Task prompt:
Write the records out again exactly, leaving no images in.
***** Data lines *****
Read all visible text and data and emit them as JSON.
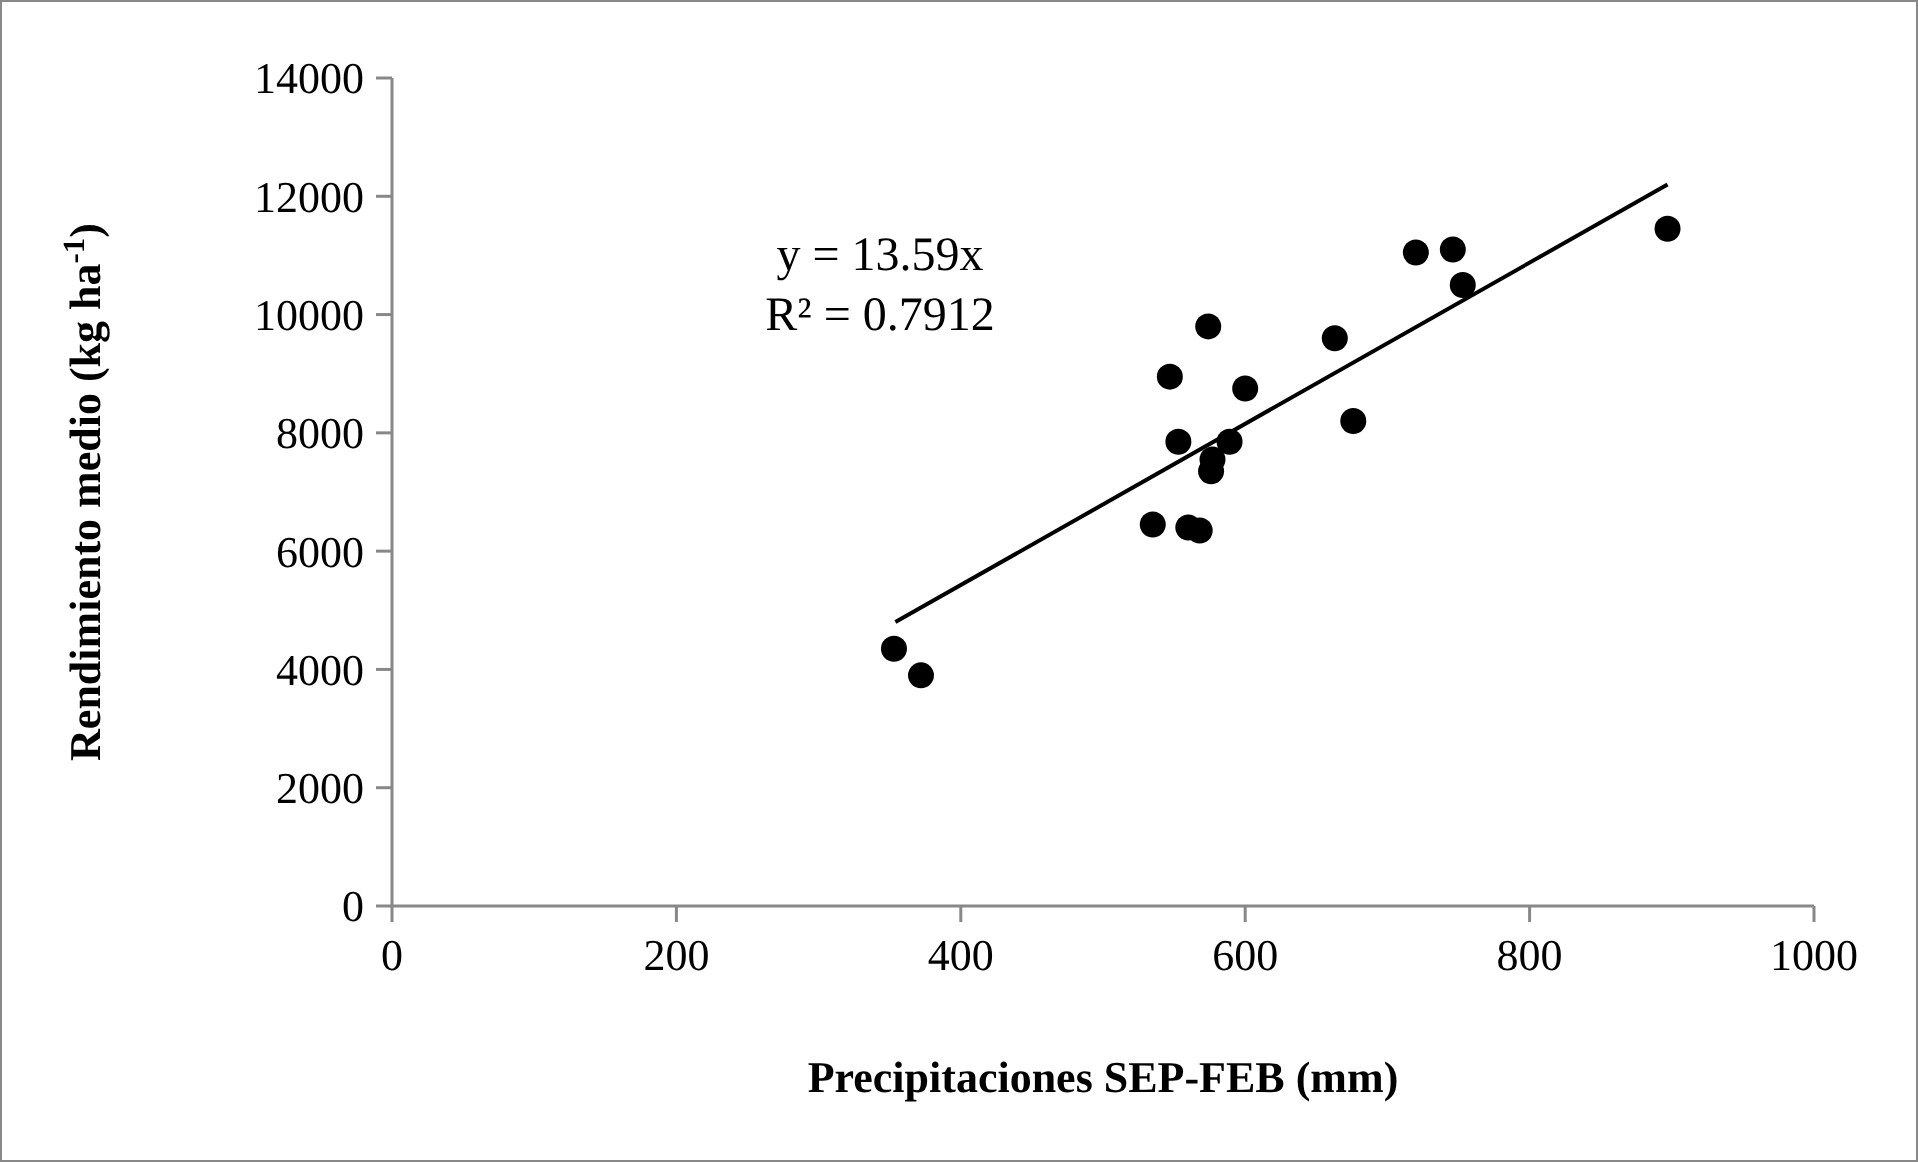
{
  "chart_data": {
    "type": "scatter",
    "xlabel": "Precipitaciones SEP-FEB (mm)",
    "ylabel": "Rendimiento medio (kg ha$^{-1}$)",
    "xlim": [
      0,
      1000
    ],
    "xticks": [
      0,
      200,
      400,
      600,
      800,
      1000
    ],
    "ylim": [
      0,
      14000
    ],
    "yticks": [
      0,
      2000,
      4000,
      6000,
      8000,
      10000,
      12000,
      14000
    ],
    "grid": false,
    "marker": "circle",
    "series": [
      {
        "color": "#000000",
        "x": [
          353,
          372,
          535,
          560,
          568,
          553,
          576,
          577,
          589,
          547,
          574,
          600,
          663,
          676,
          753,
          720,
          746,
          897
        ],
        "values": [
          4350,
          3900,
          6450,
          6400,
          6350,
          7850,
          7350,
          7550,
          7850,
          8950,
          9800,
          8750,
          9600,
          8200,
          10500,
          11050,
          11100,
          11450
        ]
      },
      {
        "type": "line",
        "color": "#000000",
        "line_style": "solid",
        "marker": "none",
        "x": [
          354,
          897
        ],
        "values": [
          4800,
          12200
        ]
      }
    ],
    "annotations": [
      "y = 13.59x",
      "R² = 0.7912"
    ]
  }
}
*****
Exercise answer:
Read all visible text and data and emit them as JSON.
{
  "chart_data": {
    "type": "scatter",
    "xlabel": "Precipitaciones SEP-FEB (mm)",
    "ylabel": "Rendimiento medio (kg ha$^{-1}$)",
    "xlim": [
      0,
      1000
    ],
    "xticks": [
      0,
      200,
      400,
      600,
      800,
      1000
    ],
    "ylim": [
      0,
      14000
    ],
    "yticks": [
      0,
      2000,
      4000,
      6000,
      8000,
      10000,
      12000,
      14000
    ],
    "grid": false,
    "marker": "circle",
    "series": [
      {
        "color": "#000000",
        "x": [
          353,
          372,
          535,
          560,
          568,
          553,
          576,
          577,
          589,
          547,
          574,
          600,
          663,
          676,
          753,
          720,
          746,
          897
        ],
        "values": [
          4350,
          3900,
          6450,
          6400,
          6350,
          7850,
          7350,
          7550,
          7850,
          8950,
          9800,
          8750,
          9600,
          8200,
          10500,
          11050,
          11100,
          11450
        ]
      },
      {
        "type": "line",
        "color": "#000000",
        "line_style": "solid",
        "marker": "none",
        "x": [
          354,
          897
        ],
        "values": [
          4800,
          12200
        ]
      }
    ],
    "annotations": [
      "y = 13.59x",
      "R² = 0.7912"
    ]
  }
}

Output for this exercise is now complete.